» **What to work on**
Copy out each line of the listing that has the word "account" in it.

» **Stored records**
--*--

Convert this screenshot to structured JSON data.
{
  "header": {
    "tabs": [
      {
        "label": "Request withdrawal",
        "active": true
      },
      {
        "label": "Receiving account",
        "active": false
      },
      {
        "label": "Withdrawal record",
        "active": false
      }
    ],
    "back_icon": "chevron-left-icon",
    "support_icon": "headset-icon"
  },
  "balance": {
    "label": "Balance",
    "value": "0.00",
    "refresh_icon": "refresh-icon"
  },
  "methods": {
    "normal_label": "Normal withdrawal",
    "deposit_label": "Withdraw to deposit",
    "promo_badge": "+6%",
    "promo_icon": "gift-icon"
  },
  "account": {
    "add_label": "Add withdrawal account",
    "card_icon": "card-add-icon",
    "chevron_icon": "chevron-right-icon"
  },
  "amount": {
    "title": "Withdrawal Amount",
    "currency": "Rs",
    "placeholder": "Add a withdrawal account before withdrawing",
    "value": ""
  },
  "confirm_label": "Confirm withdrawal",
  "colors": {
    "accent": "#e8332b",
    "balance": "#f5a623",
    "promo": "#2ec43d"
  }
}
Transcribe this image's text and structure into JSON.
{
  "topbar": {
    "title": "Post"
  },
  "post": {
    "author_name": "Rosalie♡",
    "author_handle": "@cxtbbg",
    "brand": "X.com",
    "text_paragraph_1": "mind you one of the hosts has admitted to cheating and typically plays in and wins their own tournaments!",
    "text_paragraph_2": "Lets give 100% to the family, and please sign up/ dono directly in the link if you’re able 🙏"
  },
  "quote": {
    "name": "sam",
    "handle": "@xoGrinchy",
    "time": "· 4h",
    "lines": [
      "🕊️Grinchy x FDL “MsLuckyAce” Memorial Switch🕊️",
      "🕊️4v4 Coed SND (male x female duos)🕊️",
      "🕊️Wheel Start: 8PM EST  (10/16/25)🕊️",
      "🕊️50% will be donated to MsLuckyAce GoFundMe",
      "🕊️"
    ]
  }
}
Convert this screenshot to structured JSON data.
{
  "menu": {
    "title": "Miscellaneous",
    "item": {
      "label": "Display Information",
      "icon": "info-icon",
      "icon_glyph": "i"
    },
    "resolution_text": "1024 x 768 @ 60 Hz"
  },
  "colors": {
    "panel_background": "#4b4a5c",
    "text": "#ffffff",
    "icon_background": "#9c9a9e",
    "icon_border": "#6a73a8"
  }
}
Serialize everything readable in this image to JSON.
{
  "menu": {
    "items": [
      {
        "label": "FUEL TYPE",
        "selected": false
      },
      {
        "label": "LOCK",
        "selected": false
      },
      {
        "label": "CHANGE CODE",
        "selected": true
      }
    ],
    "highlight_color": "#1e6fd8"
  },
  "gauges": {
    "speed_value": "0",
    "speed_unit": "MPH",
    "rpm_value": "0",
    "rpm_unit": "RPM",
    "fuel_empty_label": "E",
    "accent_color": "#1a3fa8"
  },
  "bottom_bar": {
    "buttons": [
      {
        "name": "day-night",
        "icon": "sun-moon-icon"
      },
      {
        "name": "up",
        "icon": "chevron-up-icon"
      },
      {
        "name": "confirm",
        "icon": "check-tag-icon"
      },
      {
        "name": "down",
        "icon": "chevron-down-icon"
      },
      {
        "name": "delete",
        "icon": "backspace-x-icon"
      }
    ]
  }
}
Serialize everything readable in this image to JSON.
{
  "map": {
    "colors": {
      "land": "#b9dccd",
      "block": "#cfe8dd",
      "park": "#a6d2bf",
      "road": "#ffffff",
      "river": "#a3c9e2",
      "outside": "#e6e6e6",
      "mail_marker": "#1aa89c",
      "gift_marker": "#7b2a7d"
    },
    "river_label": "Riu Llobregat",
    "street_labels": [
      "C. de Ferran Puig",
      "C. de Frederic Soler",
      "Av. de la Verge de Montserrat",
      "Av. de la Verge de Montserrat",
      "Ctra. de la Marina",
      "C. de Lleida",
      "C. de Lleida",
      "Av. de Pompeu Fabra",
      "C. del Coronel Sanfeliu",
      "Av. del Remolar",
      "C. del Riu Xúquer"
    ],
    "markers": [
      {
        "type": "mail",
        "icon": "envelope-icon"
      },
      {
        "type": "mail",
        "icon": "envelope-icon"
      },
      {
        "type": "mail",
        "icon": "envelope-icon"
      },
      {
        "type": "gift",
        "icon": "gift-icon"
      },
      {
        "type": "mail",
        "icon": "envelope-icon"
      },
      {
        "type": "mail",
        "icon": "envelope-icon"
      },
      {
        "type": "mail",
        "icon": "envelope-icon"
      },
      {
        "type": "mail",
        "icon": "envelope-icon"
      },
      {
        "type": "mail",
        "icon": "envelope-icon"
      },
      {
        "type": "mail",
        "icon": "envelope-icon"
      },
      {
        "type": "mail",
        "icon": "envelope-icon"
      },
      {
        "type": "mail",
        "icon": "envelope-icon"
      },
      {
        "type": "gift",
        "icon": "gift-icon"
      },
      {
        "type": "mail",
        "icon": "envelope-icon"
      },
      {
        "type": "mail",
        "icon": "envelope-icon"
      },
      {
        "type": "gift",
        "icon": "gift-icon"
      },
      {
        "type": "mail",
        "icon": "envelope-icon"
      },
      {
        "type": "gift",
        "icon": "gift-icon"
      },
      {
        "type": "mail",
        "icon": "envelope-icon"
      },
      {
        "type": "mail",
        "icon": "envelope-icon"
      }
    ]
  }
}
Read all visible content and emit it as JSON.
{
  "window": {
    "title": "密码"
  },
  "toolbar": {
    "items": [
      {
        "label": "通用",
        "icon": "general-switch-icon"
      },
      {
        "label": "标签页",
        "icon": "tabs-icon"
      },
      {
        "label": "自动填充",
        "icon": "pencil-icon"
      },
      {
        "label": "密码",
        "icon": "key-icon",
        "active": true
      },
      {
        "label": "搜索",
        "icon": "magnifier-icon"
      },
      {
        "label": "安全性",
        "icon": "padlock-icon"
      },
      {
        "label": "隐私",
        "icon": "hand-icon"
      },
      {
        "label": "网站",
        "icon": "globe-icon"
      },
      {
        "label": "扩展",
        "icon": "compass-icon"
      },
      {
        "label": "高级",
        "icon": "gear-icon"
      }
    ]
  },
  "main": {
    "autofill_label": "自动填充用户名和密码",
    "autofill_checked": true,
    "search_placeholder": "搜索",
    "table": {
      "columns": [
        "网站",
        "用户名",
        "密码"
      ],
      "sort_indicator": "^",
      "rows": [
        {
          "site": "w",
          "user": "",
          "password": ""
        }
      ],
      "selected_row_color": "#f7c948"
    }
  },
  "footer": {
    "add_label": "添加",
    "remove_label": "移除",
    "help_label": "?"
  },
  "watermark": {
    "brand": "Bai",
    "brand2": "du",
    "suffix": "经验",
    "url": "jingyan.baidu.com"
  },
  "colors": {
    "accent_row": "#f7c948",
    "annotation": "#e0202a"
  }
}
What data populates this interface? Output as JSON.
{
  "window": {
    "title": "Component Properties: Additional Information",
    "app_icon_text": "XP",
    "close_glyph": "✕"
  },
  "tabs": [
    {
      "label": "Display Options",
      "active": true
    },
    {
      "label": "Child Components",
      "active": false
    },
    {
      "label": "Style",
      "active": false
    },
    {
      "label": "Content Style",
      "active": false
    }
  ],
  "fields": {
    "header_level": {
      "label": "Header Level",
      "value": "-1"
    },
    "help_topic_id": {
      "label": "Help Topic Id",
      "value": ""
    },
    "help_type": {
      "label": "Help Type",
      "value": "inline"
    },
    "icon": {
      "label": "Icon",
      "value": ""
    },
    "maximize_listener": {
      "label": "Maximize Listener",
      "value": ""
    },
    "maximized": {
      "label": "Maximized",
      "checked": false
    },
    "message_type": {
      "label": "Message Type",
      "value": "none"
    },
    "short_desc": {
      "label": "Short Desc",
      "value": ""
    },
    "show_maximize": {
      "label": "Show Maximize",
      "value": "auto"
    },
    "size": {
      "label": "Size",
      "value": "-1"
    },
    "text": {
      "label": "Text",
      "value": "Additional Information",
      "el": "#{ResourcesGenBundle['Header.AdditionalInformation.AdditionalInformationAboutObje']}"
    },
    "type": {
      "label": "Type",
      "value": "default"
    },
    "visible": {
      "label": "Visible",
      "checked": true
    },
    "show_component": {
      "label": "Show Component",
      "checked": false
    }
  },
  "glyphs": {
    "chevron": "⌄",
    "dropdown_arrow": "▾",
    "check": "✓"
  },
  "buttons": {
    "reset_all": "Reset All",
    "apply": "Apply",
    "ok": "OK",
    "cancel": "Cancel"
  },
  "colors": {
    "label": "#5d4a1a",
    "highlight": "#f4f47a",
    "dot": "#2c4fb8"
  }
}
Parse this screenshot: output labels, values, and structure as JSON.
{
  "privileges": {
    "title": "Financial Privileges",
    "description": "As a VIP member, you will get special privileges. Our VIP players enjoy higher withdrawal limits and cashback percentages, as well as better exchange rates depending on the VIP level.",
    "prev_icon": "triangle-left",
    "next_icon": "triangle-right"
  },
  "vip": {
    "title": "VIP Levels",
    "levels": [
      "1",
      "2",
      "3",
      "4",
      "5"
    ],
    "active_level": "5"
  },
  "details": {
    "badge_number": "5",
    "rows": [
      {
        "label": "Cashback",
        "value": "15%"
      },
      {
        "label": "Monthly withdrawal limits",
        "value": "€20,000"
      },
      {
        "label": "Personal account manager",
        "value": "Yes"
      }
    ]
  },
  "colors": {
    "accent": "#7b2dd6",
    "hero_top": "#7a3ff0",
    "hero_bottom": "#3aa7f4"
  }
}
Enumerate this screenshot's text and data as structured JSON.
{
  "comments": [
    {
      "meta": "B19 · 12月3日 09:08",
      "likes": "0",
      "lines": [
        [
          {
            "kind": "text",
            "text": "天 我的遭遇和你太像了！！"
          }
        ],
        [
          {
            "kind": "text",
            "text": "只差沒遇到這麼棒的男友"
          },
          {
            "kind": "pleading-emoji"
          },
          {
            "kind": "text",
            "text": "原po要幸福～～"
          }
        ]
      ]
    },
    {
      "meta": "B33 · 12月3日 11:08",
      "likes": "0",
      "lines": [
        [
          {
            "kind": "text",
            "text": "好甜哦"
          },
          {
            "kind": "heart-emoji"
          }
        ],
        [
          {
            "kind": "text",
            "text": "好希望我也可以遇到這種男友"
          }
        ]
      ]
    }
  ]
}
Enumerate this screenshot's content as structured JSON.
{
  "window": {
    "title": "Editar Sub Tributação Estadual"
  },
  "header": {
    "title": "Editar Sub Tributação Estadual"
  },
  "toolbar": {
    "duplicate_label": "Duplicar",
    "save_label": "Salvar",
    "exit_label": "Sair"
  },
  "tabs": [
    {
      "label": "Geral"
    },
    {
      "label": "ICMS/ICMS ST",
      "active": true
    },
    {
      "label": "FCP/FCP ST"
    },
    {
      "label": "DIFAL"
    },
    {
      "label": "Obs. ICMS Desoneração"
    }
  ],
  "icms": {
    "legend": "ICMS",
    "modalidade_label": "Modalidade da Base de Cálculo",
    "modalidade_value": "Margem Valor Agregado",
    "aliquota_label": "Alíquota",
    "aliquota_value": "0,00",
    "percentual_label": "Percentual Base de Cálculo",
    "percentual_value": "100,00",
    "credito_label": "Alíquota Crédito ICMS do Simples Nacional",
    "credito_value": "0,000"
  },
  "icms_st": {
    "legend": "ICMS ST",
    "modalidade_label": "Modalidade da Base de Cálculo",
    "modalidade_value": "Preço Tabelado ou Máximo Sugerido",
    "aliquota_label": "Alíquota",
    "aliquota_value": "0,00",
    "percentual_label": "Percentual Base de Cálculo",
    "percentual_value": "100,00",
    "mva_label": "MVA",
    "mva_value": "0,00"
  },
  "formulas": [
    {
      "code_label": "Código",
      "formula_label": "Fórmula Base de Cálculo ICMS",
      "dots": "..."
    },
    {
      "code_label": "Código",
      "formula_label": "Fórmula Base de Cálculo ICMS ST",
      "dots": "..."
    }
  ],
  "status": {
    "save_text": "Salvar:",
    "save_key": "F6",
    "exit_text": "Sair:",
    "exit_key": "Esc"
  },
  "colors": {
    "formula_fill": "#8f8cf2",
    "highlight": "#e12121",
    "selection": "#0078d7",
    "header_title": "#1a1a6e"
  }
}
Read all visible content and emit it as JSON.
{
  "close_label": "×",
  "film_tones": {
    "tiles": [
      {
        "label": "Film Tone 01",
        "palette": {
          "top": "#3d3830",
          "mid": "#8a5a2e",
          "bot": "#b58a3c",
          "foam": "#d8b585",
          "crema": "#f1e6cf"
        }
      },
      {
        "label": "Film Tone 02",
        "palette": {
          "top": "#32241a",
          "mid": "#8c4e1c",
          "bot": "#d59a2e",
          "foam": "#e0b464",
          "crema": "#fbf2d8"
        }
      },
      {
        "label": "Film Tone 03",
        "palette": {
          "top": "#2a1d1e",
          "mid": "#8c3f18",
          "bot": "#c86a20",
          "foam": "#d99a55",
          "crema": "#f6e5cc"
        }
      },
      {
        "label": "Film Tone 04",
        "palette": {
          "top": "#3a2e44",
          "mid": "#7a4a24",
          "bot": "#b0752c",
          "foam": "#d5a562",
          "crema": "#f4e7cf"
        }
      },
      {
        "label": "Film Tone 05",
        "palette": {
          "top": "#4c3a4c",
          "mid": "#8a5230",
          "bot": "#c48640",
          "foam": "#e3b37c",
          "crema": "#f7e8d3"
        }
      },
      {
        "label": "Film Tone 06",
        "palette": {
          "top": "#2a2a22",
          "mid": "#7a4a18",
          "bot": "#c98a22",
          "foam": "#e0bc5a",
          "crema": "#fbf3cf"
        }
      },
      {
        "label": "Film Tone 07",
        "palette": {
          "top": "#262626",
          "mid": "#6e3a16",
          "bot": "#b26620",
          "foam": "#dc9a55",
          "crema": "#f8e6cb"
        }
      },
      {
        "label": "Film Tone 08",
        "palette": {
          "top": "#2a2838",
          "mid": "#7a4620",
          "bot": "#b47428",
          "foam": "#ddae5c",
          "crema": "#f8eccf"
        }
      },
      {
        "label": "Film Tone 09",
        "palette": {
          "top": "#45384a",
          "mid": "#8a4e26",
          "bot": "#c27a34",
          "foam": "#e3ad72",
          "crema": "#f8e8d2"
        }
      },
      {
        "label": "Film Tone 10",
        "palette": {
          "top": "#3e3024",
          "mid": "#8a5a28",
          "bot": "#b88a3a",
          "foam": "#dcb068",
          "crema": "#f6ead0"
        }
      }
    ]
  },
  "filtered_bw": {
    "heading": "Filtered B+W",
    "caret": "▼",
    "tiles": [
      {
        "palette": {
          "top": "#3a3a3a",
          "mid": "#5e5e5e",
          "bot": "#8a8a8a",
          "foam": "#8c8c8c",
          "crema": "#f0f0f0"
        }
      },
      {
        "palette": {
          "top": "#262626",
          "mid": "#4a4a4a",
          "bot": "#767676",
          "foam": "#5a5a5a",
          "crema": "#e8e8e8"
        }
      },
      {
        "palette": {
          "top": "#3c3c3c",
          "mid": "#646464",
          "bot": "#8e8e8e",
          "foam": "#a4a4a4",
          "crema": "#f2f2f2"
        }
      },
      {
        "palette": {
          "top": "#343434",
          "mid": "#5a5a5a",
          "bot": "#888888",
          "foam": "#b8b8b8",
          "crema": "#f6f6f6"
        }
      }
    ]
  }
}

--*--

» **Answer to this problem**
        "label": "Receiving account",
  "account": {
    "add_label": "Add withdrawal account",
    "placeholder": "Add a withdrawal account before withdrawing",
        "label": "Personal account manager",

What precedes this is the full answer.